Data shown.
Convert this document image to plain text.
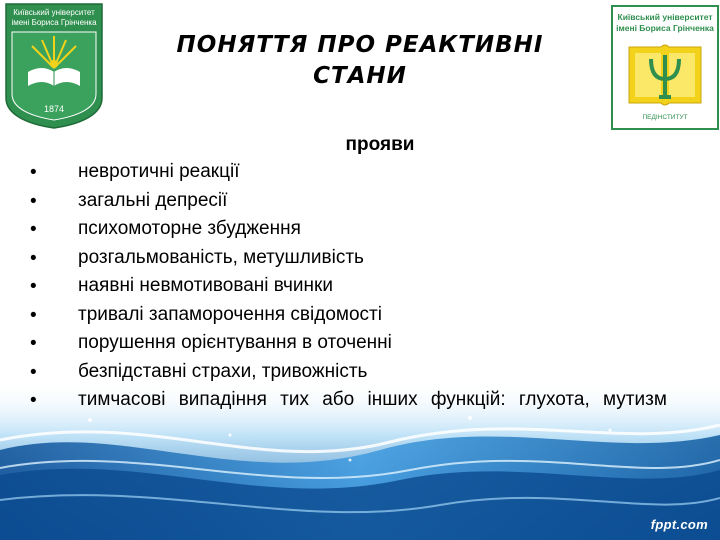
Київський університет
імені Бориса Грінченка
1874
Київський університет
імені Бориса Грінченка
ПЕДІНСТИТУТ
ПОНЯТТЯ ПРО РЕАКТИВНІ
СТАНИ
прояви
• невротичні реакції
• загальні депресії
• психомоторне збудження
• розгальмованість, метушливість
• наявні невмотивовані вчинки
• тривалі запаморочення свідомості
• порушення орієнтування в оточенні
• безпідставні страхи, тривожність
• тимчасові випадіння тих або інших функцій: глухота, мутизм
fppt.com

Exercise requirements. From the records given above, reproduce all text exactly and exclude each picture.

The reply.
Convert this document image to plain text.
Київський університет
імені Бориса Грінченка
1874
Київський університет
імені Бориса Грінченка
ПЕДІНСТИТУТ
ПОНЯТТЯ ПРО РЕАКТИВНІ
СТАНИ
прояви
• невротичні реакції
• загальні депресії
• психомоторне збудження
• розгальмованість, метушливість
• наявні невмотивовані вчинки
• тривалі запаморочення свідомості
• порушення орієнтування в оточенні
• безпідставні страхи, тривожність
• тимчасові випадіння тих або інших функцій: глухота, мутизм
fppt.com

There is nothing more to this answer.